[Collected data entries]
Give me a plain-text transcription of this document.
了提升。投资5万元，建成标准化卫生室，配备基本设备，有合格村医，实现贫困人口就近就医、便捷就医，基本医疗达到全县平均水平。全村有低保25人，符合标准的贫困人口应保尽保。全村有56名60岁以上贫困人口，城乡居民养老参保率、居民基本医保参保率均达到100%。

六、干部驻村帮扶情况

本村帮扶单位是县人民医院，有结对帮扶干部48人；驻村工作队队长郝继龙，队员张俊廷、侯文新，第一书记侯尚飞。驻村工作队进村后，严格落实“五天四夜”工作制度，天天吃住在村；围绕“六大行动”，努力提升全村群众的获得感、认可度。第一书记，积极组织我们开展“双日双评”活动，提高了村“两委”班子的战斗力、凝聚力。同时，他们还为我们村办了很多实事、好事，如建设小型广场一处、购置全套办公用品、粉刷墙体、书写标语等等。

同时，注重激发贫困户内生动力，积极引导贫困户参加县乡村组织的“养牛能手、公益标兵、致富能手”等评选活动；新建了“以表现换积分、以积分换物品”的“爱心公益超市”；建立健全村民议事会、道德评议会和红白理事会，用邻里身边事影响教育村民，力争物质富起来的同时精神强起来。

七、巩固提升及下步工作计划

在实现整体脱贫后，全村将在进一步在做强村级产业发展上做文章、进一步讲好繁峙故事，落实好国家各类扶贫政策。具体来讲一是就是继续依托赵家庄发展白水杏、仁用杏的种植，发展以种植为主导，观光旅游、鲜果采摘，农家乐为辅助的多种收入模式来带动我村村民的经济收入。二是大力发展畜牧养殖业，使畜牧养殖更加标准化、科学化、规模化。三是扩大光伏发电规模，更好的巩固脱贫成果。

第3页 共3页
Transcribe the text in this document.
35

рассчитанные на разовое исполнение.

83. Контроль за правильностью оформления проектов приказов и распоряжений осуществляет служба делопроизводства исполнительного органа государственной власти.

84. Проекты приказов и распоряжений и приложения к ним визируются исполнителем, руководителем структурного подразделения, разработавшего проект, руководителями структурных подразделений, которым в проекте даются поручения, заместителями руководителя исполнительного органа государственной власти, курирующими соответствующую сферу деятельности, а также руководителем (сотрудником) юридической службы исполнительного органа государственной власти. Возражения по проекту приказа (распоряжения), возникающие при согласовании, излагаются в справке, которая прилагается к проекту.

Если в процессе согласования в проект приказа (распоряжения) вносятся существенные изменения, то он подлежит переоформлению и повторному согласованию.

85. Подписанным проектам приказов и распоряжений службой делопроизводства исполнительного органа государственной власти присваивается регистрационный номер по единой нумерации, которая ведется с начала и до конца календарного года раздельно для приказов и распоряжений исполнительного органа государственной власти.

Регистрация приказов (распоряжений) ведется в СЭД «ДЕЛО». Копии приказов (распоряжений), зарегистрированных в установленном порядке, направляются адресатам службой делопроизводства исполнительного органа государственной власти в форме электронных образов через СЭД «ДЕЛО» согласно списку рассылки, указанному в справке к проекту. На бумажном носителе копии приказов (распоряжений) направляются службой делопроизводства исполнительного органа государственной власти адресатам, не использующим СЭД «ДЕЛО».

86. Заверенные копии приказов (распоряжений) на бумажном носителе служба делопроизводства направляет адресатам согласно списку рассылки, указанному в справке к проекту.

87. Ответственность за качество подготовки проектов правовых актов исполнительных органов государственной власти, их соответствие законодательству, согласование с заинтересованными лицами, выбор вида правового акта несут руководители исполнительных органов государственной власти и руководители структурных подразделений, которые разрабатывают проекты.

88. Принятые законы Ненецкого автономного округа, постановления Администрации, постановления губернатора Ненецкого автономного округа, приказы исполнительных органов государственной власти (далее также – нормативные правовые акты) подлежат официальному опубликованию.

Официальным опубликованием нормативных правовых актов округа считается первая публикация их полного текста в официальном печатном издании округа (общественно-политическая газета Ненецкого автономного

→ **EXERCISE**
From the records above, extract every line exactly as it stands.

→ **THE SOLUTION**
Give me a plain-text transcription of this document.
了提升。投资5万元，建成标准化卫生室，配备基本设备，有合格村医，实现贫困人口就近就医、便捷就医，基本医疗达到全县平均水平。全村有低保25人，符合标准的贫困人口应保尽保。全村有56名60岁以上贫困人口，城乡居民养老参保率、居民基本医保参保率均达到100%。

六、干部驻村帮扶情况

本村帮扶单位是县人民医院，有结对帮扶干部48人；驻村工作队队长郝继龙，队员张俊廷、侯文新，第一书记侯尚飞。驻村工作队进村后，严格落实“五天四夜”工作制度，天天吃住在村；围绕“六大行动”，努力提升全村群众的获得感、认可度。第一书记，积极组织我们开展“双日双评”活动，提高了村“两委”班子的战斗力、凝聚力。同时，他们还为我们村办了很多实事、好事，如建设小型广场一处、购置全套办公用品、粉刷墙体、书写标语等等。

同时，注重激发贫困户内生动力，积极引导贫困户参加县乡村组织的“养牛能手、公益标兵、致富能手”等评选活动；新建了“以表现换积分、以积分换物品”的“爱心公益超市”；建立健全村民议事会、道德评议会和红白理事会，用邻里身边事影响教育村民，力争物质富起来的同时精神强起来。

七、巩固提升及下步工作计划

在实现整体脱贫后，全村将在进一步在做强村级产业发展上做文章、进一步讲好繁峙故事，落实好国家各类扶贫政策。具体来讲一是就是继续依托赵家庄发展白水杏、仁用杏的种植，发展以种植为主导，观光旅游、鲜果采摘，农家乐为辅助的多种收入模式来带动我村村民的经济收入。二是大力发展畜牧养殖业，使畜牧养殖更加标准化、科学化、规模化。三是扩大光伏发电规模，更好的巩固脱贫成果。

第3页 共3页
Transcribe the text in this document.
35

рассчитанные на разовое исполнение.

83. Контроль за правильностью оформления проектов приказов и распоряжений осуществляет служба делопроизводства исполнительного органа государственной власти.

84. Проекты приказов и распоряжений и приложения к ним визируются исполнителем, руководителем структурного подразделения, разработавшего проект, руководителями структурных подразделений, которым в проекте даются поручения, заместителями руководителя исполнительного органа государственной власти, курирующими соответствующую сферу деятельности, а также руководителем (сотрудником) юридической службы исполнительного органа государственной власти. Возражения по проекту приказа (распоряжения), возникающие при согласовании, излагаются в справке, которая прилагается к проекту.

Если в процессе согласования в проект приказа (распоряжения) вносятся существенные изменения, то он подлежит переоформлению и повторному согласованию.

85. Подписанным проектам приказов и распоряжений службой делопроизводства исполнительного органа государственной власти присваивается регистрационный номер по единой нумерации, которая ведется с начала и до конца календарного года раздельно для приказов и распоряжений исполнительного органа государственной власти.

Регистрация приказов (распоряжений) ведется в СЭД «ДЕЛО». Копии приказов (распоряжений), зарегистрированных в установленном порядке, направляются адресатам службой делопроизводства исполнительного органа государственной власти в форме электронных образов через СЭД «ДЕЛО» согласно списку рассылки, указанному в справке к проекту. На бумажном носителе копии приказов (распоряжений) направляются службой делопроизводства исполнительного органа государственной власти адресатам, не использующим СЭД «ДЕЛО».

86. Заверенные копии приказов (распоряжений) на бумажном носителе служба делопроизводства направляет адресатам согласно списку рассылки, указанному в справке к проекту.

87. Ответственность за качество подготовки проектов правовых актов исполнительных органов государственной власти, их соответствие законодательству, согласование с заинтересованными лицами, выбор вида правового акта несут руководители исполнительных органов государственной власти и руководители структурных подразделений, которые разрабатывают проекты.

88. Принятые законы Ненецкого автономного округа, постановления Администрации, постановления губернатора Ненецкого автономного округа, приказы исполнительных органов государственной власти (далее также – нормативные правовые акты) подлежат официальному опубликованию.

Официальным опубликованием нормативных правовых актов округа считается первая публикация их полного текста в официальном печатном издании округа (общественно-политическая газета Ненецкого автономного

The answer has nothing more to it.